━━━━━ DATA SHOWN
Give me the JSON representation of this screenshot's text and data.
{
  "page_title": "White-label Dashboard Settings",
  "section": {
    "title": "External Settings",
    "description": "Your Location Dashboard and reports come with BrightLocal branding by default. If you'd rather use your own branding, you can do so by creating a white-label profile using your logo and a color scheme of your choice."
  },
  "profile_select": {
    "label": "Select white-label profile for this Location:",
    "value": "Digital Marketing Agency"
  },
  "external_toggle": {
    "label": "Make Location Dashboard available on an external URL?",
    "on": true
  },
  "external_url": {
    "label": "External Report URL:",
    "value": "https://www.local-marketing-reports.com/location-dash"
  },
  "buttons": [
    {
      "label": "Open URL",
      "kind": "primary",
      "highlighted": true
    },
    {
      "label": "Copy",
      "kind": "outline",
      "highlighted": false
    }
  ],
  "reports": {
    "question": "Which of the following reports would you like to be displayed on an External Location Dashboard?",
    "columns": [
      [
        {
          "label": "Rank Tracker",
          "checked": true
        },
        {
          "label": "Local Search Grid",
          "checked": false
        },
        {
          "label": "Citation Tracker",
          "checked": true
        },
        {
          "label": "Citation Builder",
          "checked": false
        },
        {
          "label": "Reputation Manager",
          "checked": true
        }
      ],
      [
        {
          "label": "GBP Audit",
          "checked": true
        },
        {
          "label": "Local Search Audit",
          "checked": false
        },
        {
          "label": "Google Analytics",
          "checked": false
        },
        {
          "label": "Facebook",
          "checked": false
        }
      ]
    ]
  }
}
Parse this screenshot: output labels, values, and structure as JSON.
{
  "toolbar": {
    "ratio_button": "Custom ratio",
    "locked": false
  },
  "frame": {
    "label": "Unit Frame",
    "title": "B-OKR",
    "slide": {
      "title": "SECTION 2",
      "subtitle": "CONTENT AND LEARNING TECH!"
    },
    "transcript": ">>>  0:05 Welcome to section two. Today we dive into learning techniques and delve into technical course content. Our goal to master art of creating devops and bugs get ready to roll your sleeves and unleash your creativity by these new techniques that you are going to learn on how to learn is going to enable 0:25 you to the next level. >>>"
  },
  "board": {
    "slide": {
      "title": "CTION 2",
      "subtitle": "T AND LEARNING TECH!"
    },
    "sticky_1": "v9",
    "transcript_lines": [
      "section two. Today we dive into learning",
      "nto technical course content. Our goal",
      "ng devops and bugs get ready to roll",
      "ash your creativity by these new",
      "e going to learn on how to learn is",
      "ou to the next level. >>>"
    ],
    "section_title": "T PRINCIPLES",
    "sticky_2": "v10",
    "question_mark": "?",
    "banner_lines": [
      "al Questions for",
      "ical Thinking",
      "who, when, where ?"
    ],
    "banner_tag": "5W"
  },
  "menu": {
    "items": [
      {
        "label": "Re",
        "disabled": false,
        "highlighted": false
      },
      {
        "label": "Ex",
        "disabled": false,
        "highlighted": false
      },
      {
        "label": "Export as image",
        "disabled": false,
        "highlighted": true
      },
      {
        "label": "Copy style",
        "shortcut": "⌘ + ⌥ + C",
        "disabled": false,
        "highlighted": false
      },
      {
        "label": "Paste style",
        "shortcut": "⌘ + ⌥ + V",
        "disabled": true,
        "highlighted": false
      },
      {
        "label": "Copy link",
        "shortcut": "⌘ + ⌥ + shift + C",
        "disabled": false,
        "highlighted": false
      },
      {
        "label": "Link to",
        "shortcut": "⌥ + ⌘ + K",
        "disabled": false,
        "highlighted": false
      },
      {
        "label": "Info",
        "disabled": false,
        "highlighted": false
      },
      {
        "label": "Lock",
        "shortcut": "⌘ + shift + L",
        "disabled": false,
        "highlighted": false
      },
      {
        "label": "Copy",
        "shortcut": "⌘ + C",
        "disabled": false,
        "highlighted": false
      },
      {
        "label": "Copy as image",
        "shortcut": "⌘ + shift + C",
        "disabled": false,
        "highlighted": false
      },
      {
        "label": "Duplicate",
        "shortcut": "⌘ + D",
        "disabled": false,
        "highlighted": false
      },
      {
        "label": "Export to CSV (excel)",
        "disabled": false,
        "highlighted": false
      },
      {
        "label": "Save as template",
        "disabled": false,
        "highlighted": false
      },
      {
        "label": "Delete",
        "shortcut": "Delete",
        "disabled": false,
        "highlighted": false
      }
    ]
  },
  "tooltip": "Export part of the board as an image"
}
━━━━━━━━━━
EXERCISE TASK: Identify the lines of the data that contain the word "bugs". Copy each of them.

SOLUTION:
    "transcript": ">>>  0:05 Welcome to section two. Today we dive into learning techniques and delve into technical course content. Our goal to master art of creating devops and bugs get ready to roll your sleeves and unleash your creativity by these new techniques that you are going to learn on how to learn is going to enable 0:25 you to the next level. >>>"
      "ng devops and bugs get ready to roll",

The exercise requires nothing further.